## Begin
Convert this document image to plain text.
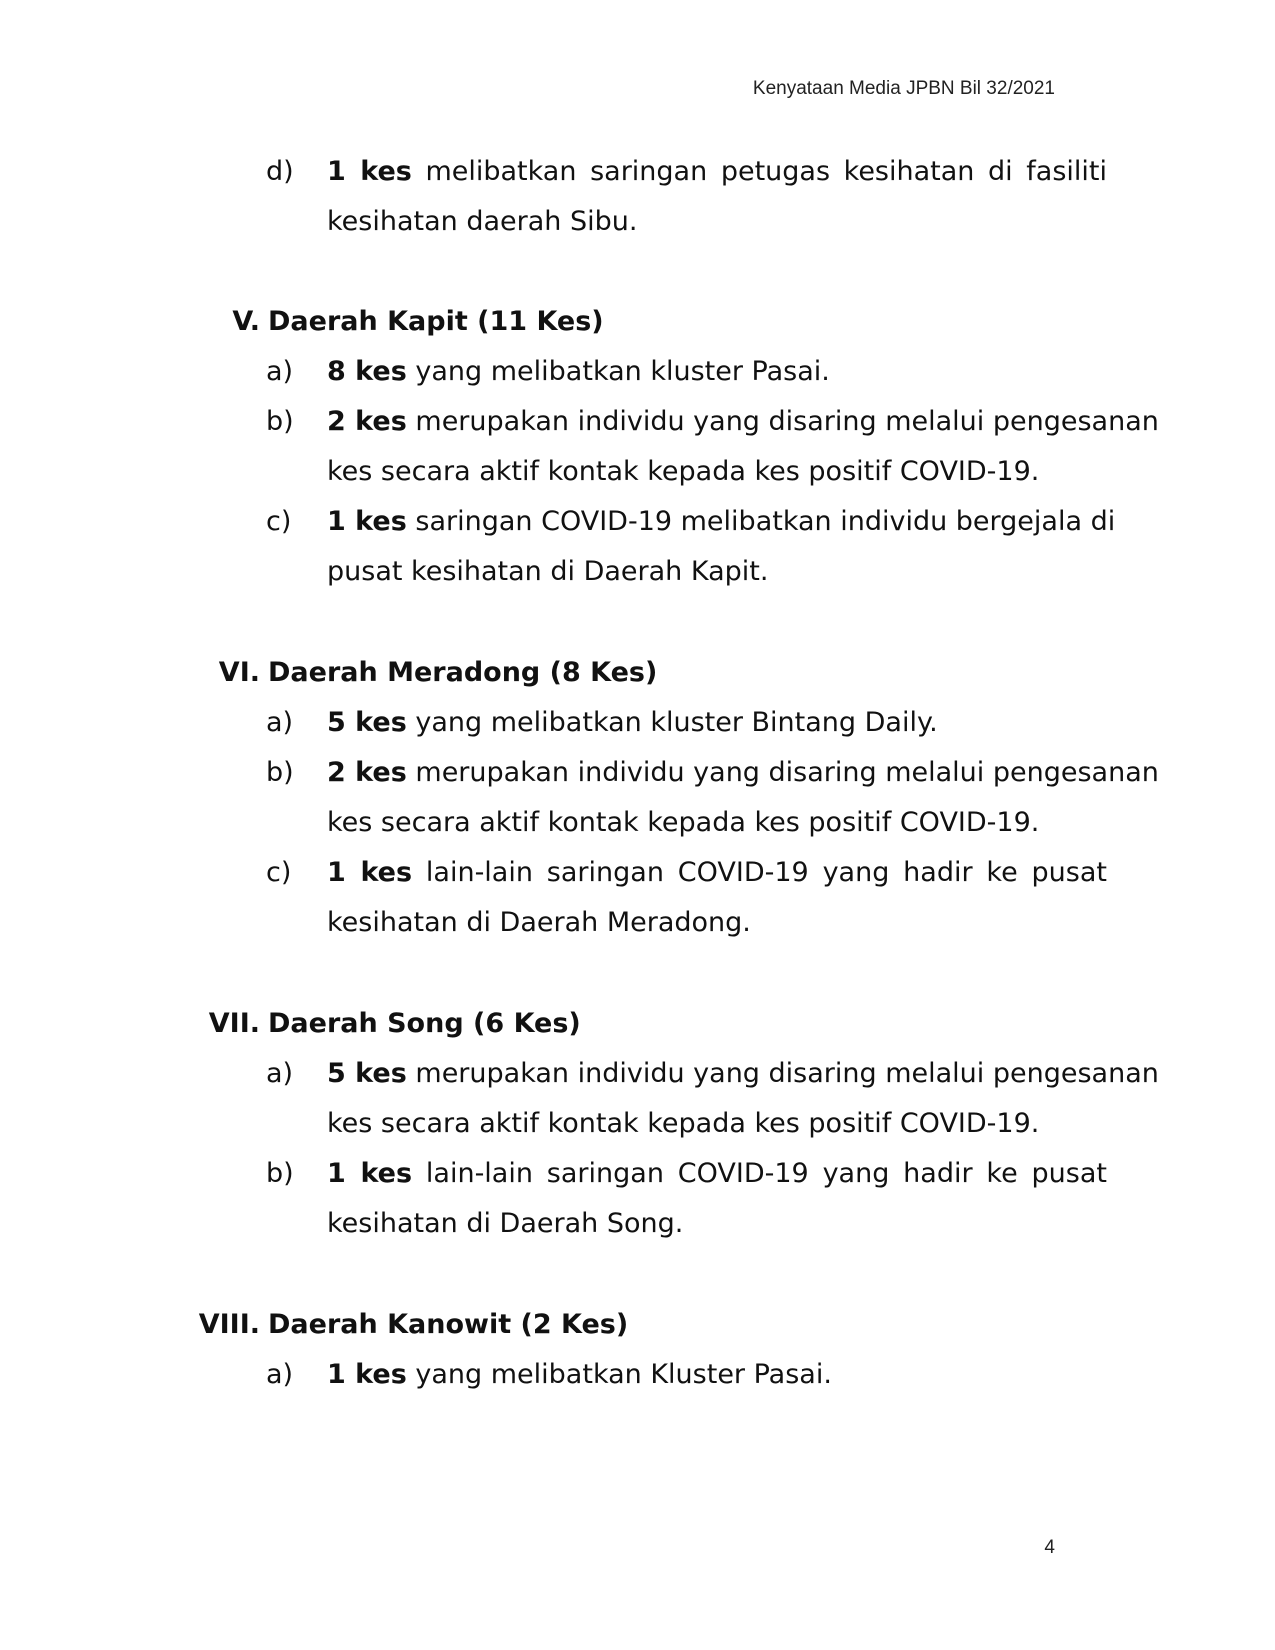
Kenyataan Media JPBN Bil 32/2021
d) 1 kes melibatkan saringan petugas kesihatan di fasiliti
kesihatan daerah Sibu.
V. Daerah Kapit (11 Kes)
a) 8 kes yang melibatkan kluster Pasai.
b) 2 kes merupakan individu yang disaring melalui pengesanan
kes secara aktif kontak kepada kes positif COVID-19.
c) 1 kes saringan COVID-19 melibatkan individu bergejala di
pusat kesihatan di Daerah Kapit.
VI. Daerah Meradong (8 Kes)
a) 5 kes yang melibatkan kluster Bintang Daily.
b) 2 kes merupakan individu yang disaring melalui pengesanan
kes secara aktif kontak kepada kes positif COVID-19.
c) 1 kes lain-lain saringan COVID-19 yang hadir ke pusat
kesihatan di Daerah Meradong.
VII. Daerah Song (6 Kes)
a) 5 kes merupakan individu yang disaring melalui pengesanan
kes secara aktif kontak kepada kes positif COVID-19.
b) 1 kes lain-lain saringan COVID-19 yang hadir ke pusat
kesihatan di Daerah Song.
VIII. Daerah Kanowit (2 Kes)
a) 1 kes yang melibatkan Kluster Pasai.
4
## End
__Given task__
Without the pictures, reproduce every line of the records above exactly.

__Complete answer__
Convert this document image to plain text.
Kenyataan Media JPBN Bil 32/2021
d) 1 kes melibatkan saringan petugas kesihatan di fasiliti
kesihatan daerah Sibu.
V. Daerah Kapit (11 Kes)
a) 8 kes yang melibatkan kluster Pasai.
b) 2 kes merupakan individu yang disaring melalui pengesanan
kes secara aktif kontak kepada kes positif COVID-19.
c) 1 kes saringan COVID-19 melibatkan individu bergejala di
pusat kesihatan di Daerah Kapit.
VI. Daerah Meradong (8 Kes)
a) 5 kes yang melibatkan kluster Bintang Daily.
b) 2 kes merupakan individu yang disaring melalui pengesanan
kes secara aktif kontak kepada kes positif COVID-19.
c) 1 kes lain-lain saringan COVID-19 yang hadir ke pusat
kesihatan di Daerah Meradong.
VII. Daerah Song (6 Kes)
a) 5 kes merupakan individu yang disaring melalui pengesanan
kes secara aktif kontak kepada kes positif COVID-19.
b) 1 kes lain-lain saringan COVID-19 yang hadir ke pusat
kesihatan di Daerah Song.
VIII. Daerah Kanowit (2 Kes)
a) 1 kes yang melibatkan Kluster Pasai.
4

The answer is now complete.